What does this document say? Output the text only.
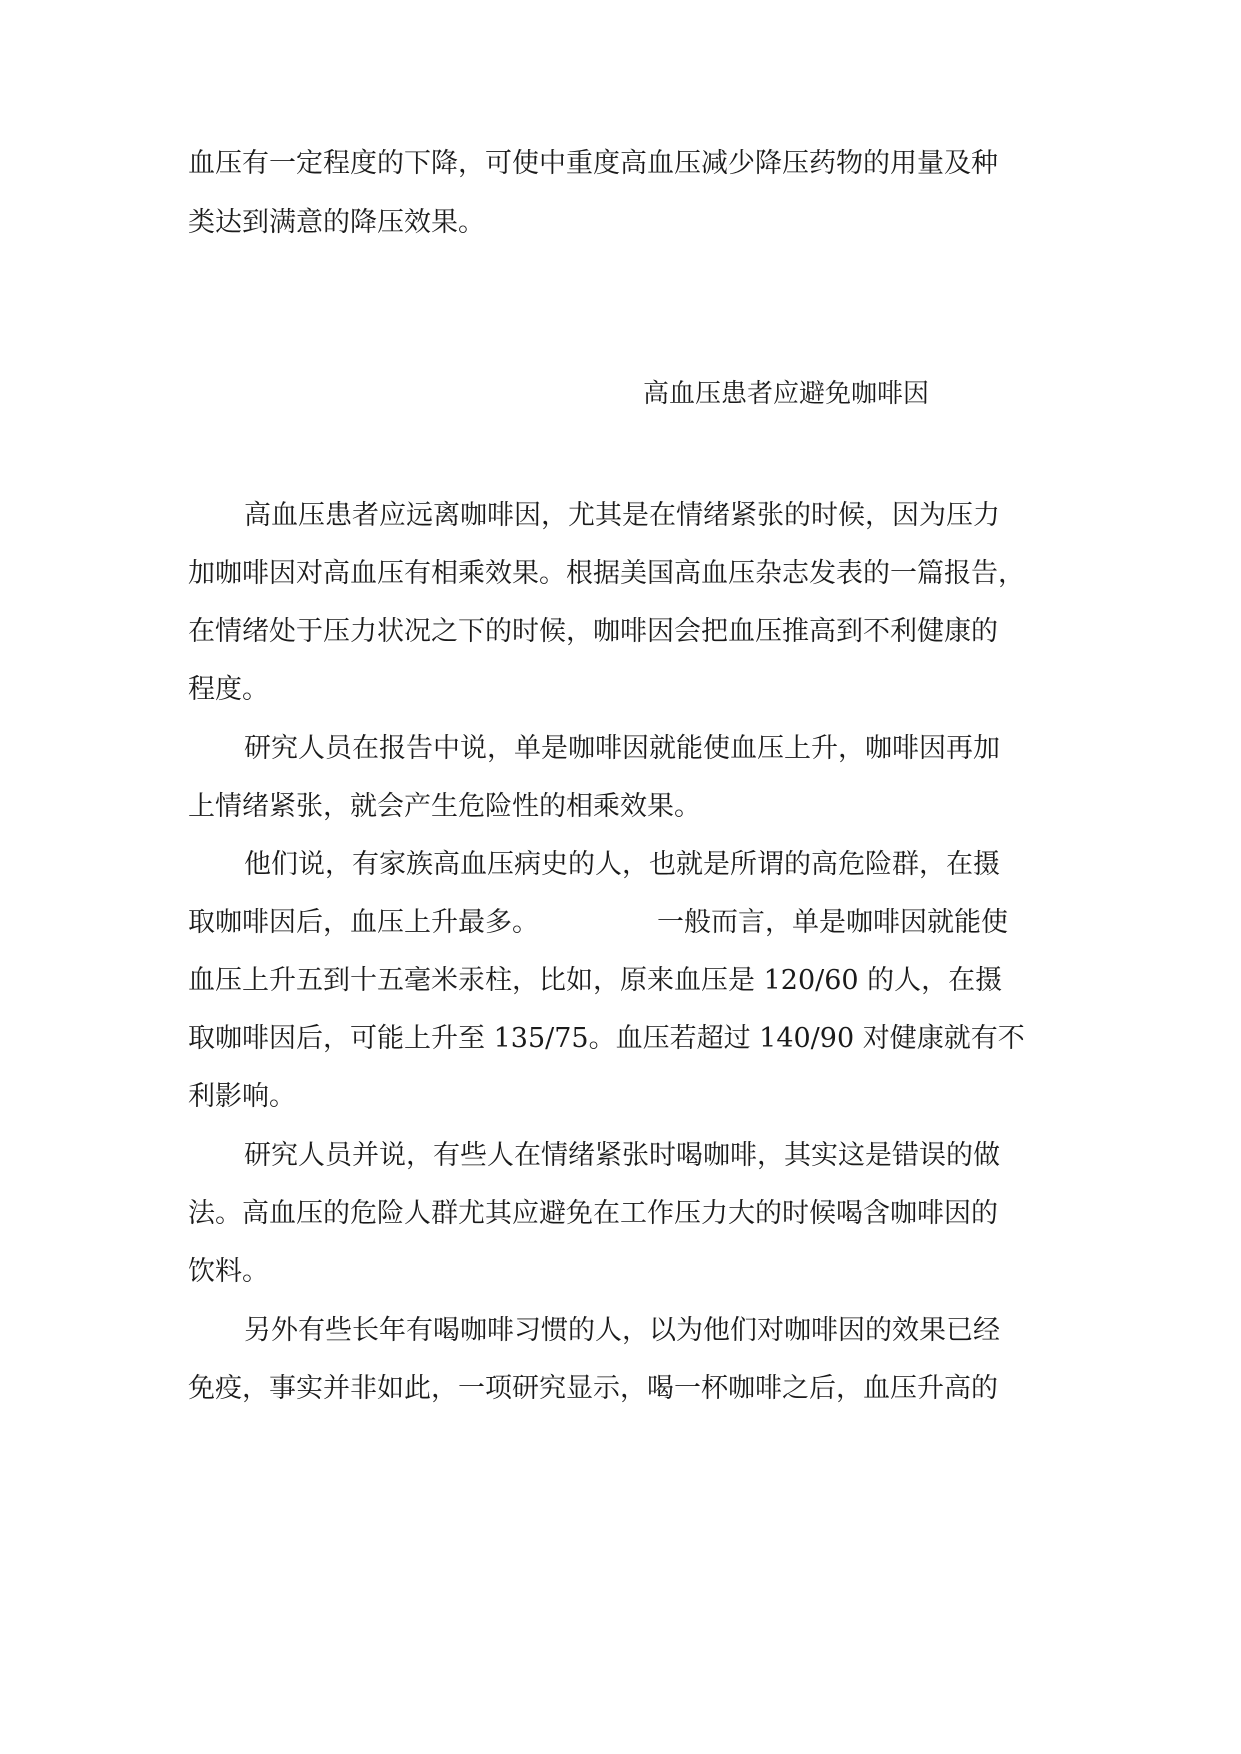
血压有一定程度的下降，可使中重度高血压减少降压药物的用量及种
类达到满意的降压效果。
高血压患者应避免咖啡因
高血压患者应远离咖啡因，尤其是在情绪紧张的时候，因为压力
加咖啡因对高血压有相乘效果。根据美国高血压杂志发表的一篇报告，
在情绪处于压力状况之下的时候，咖啡因会把血压推高到不利健康的
程度。
研究人员在报告中说，单是咖啡因就能使血压上升，咖啡因再加
上情绪紧张，就会产生危险性的相乘效果。
他们说，有家族高血压病史的人，也就是所谓的高危险群，在摄
取咖啡因后，血压上升最多。	一般而言，单是咖啡因就能使
血压上升五到十五毫米汞柱，比如，原来血压是 120/60 的人，在摄
取咖啡因后，可能上升至 135/75。血压若超过 140/90 对健康就有不
利影响。
研究人员并说，有些人在情绪紧张时喝咖啡，其实这是错误的做
法。高血压的危险人群尤其应避免在工作压力大的时候喝含咖啡因的
饮料。
另外有些长年有喝咖啡习惯的人，以为他们对咖啡因的效果已经
免疫，事实并非如此，一项研究显示，喝一杯咖啡之后，血压升高的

+-------+

◆ WHAT NEEDS TO BE DONE
Go through the entries above and print each one exactly, minus the pictures.

◆ ANSWER TO THIS PROBLEM
What does this document say? Output the text only.
血压有一定程度的下降，可使中重度高血压减少降压药物的用量及种
类达到满意的降压效果。
高血压患者应避免咖啡因
高血压患者应远离咖啡因，尤其是在情绪紧张的时候，因为压力
加咖啡因对高血压有相乘效果。根据美国高血压杂志发表的一篇报告，
在情绪处于压力状况之下的时候，咖啡因会把血压推高到不利健康的
程度。
研究人员在报告中说，单是咖啡因就能使血压上升，咖啡因再加
上情绪紧张，就会产生危险性的相乘效果。
他们说，有家族高血压病史的人，也就是所谓的高危险群，在摄
取咖啡因后，血压上升最多。	一般而言，单是咖啡因就能使
血压上升五到十五毫米汞柱，比如，原来血压是 120/60 的人，在摄
取咖啡因后，可能上升至 135/75。血压若超过 140/90 对健康就有不
利影响。
研究人员并说，有些人在情绪紧张时喝咖啡，其实这是错误的做
法。高血压的危险人群尤其应避免在工作压力大的时候喝含咖啡因的
饮料。
另外有些长年有喝咖啡习惯的人，以为他们对咖啡因的效果已经
免疫，事实并非如此，一项研究显示，喝一杯咖啡之后，血压升高的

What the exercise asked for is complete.